Set down the full listing exactly, character for character.

## Start

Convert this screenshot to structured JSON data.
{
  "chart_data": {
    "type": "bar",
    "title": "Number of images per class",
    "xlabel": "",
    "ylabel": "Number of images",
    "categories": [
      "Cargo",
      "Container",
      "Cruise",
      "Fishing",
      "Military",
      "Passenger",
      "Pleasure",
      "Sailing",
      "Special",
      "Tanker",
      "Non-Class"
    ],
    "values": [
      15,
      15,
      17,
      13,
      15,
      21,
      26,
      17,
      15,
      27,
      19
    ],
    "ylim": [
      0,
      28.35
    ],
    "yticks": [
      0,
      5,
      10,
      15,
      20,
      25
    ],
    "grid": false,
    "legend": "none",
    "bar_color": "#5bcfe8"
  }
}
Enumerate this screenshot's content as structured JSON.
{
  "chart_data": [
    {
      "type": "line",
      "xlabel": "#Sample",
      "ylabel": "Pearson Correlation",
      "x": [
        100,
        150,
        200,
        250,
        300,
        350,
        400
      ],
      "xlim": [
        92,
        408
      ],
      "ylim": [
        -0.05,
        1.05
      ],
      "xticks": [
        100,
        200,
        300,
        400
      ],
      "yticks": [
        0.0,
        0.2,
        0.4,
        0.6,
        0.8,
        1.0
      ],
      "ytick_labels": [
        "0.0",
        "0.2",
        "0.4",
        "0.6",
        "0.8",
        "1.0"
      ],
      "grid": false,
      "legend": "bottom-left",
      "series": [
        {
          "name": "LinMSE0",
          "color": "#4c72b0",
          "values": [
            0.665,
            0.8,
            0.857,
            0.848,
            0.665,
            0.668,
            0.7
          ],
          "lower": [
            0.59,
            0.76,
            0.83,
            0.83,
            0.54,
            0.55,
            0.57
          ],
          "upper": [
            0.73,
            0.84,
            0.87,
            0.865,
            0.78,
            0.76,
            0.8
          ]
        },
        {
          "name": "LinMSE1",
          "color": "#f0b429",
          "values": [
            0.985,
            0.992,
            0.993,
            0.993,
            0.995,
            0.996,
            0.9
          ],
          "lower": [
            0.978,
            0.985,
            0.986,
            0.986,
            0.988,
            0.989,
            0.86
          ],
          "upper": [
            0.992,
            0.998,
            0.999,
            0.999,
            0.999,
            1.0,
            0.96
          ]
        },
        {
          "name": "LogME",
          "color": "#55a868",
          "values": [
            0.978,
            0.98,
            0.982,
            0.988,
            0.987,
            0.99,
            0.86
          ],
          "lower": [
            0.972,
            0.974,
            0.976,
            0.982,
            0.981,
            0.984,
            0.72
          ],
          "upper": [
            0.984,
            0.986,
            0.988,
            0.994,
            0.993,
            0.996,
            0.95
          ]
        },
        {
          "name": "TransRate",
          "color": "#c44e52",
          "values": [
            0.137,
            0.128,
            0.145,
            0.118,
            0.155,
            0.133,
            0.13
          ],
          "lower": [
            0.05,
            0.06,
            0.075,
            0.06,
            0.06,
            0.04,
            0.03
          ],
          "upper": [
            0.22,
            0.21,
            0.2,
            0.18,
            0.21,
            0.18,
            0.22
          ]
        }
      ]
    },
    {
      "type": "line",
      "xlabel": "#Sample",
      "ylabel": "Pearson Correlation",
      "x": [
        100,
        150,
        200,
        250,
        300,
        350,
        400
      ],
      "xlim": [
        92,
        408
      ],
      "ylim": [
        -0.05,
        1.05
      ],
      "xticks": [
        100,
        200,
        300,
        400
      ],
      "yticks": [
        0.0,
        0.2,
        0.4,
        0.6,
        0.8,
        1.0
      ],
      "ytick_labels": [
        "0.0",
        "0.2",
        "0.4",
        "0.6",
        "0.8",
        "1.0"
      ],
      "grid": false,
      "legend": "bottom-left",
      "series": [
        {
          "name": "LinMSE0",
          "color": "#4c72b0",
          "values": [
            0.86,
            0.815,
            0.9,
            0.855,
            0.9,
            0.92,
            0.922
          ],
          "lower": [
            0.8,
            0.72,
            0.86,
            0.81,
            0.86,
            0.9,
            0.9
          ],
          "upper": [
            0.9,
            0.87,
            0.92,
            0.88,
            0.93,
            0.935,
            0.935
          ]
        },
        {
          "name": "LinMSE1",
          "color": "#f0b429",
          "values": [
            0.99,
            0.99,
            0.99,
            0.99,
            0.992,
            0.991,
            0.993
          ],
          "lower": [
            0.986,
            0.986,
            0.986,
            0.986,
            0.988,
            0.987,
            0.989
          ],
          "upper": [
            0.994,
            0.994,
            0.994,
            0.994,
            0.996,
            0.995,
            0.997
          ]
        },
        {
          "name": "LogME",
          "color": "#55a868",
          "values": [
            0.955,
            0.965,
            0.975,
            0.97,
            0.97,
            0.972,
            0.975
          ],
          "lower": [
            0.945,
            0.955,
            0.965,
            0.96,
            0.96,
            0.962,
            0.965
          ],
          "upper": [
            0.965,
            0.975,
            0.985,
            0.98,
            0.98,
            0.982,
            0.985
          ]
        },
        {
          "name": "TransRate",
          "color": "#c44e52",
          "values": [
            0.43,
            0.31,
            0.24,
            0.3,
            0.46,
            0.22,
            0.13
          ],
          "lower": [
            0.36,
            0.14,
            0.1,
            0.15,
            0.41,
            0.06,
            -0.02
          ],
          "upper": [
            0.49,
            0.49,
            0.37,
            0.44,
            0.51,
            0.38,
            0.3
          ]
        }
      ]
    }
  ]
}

## End

## SOLUTION FOR THIS TASK
Convert this screenshot to structured JSON data.
{
  "chart_data": {
    "type": "bar",
    "title": "Number of images per class",
    "xlabel": "",
    "ylabel": "Number of images",
    "categories": [
      "Cargo",
      "Container",
      "Cruise",
      "Fishing",
      "Military",
      "Passenger",
      "Pleasure",
      "Sailing",
      "Special",
      "Tanker",
      "Non-Class"
    ],
    "values": [
      15,
      15,
      17,
      13,
      15,
      21,
      26,
      17,
      15,
      27,
      19
    ],
    "ylim": [
      0,
      28.35
    ],
    "yticks": [
      0,
      5,
      10,
      15,
      20,
      25
    ],
    "grid": false,
    "legend": "none",
    "bar_color": "#5bcfe8"
  }
}
Enumerate this screenshot's content as structured JSON.
{
  "chart_data": [
    {
      "type": "line",
      "xlabel": "#Sample",
      "ylabel": "Pearson Correlation",
      "x": [
        100,
        150,
        200,
        250,
        300,
        350,
        400
      ],
      "xlim": [
        92,
        408
      ],
      "ylim": [
        -0.05,
        1.05
      ],
      "xticks": [
        100,
        200,
        300,
        400
      ],
      "yticks": [
        0.0,
        0.2,
        0.4,
        0.6,
        0.8,
        1.0
      ],
      "ytick_labels": [
        "0.0",
        "0.2",
        "0.4",
        "0.6",
        "0.8",
        "1.0"
      ],
      "grid": false,
      "legend": "bottom-left",
      "series": [
        {
          "name": "LinMSE0",
          "color": "#4c72b0",
          "values": [
            0.665,
            0.8,
            0.857,
            0.848,
            0.665,
            0.668,
            0.7
          ],
          "lower": [
            0.59,
            0.76,
            0.83,
            0.83,
            0.54,
            0.55,
            0.57
          ],
          "upper": [
            0.73,
            0.84,
            0.87,
            0.865,
            0.78,
            0.76,
            0.8
          ]
        },
        {
          "name": "LinMSE1",
          "color": "#f0b429",
          "values": [
            0.985,
            0.992,
            0.993,
            0.993,
            0.995,
            0.996,
            0.9
          ],
          "lower": [
            0.978,
            0.985,
            0.986,
            0.986,
            0.988,
            0.989,
            0.86
          ],
          "upper": [
            0.992,
            0.998,
            0.999,
            0.999,
            0.999,
            1.0,
            0.96
          ]
        },
        {
          "name": "LogME",
          "color": "#55a868",
          "values": [
            0.978,
            0.98,
            0.982,
            0.988,
            0.987,
            0.99,
            0.86
          ],
          "lower": [
            0.972,
            0.974,
            0.976,
            0.982,
            0.981,
            0.984,
            0.72
          ],
          "upper": [
            0.984,
            0.986,
            0.988,
            0.994,
            0.993,
            0.996,
            0.95
          ]
        },
        {
          "name": "TransRate",
          "color": "#c44e52",
          "values": [
            0.137,
            0.128,
            0.145,
            0.118,
            0.155,
            0.133,
            0.13
          ],
          "lower": [
            0.05,
            0.06,
            0.075,
            0.06,
            0.06,
            0.04,
            0.03
          ],
          "upper": [
            0.22,
            0.21,
            0.2,
            0.18,
            0.21,
            0.18,
            0.22
          ]
        }
      ]
    },
    {
      "type": "line",
      "xlabel": "#Sample",
      "ylabel": "Pearson Correlation",
      "x": [
        100,
        150,
        200,
        250,
        300,
        350,
        400
      ],
      "xlim": [
        92,
        408
      ],
      "ylim": [
        -0.05,
        1.05
      ],
      "xticks": [
        100,
        200,
        300,
        400
      ],
      "yticks": [
        0.0,
        0.2,
        0.4,
        0.6,
        0.8,
        1.0
      ],
      "ytick_labels": [
        "0.0",
        "0.2",
        "0.4",
        "0.6",
        "0.8",
        "1.0"
      ],
      "grid": false,
      "legend": "bottom-left",
      "series": [
        {
          "name": "LinMSE0",
          "color": "#4c72b0",
          "values": [
            0.86,
            0.815,
            0.9,
            0.855,
            0.9,
            0.92,
            0.922
          ],
          "lower": [
            0.8,
            0.72,
            0.86,
            0.81,
            0.86,
            0.9,
            0.9
          ],
          "upper": [
            0.9,
            0.87,
            0.92,
            0.88,
            0.93,
            0.935,
            0.935
          ]
        },
        {
          "name": "LinMSE1",
          "color": "#f0b429",
          "values": [
            0.99,
            0.99,
            0.99,
            0.99,
            0.992,
            0.991,
            0.993
          ],
          "lower": [
            0.986,
            0.986,
            0.986,
            0.986,
            0.988,
            0.987,
            0.989
          ],
          "upper": [
            0.994,
            0.994,
            0.994,
            0.994,
            0.996,
            0.995,
            0.997
          ]
        },
        {
          "name": "LogME",
          "color": "#55a868",
          "values": [
            0.955,
            0.965,
            0.975,
            0.97,
            0.97,
            0.972,
            0.975
          ],
          "lower": [
            0.945,
            0.955,
            0.965,
            0.96,
            0.96,
            0.962,
            0.965
          ],
          "upper": [
            0.965,
            0.975,
            0.985,
            0.98,
            0.98,
            0.982,
            0.985
          ]
        },
        {
          "name": "TransRate",
          "color": "#c44e52",
          "values": [
            0.43,
            0.31,
            0.24,
            0.3,
            0.46,
            0.22,
            0.13
          ],
          "lower": [
            0.36,
            0.14,
            0.1,
            0.15,
            0.41,
            0.06,
            -0.02
          ],
          "upper": [
            0.49,
            0.49,
            0.37,
            0.44,
            0.51,
            0.38,
            0.3
          ]
        }
      ]
    }
  ]
}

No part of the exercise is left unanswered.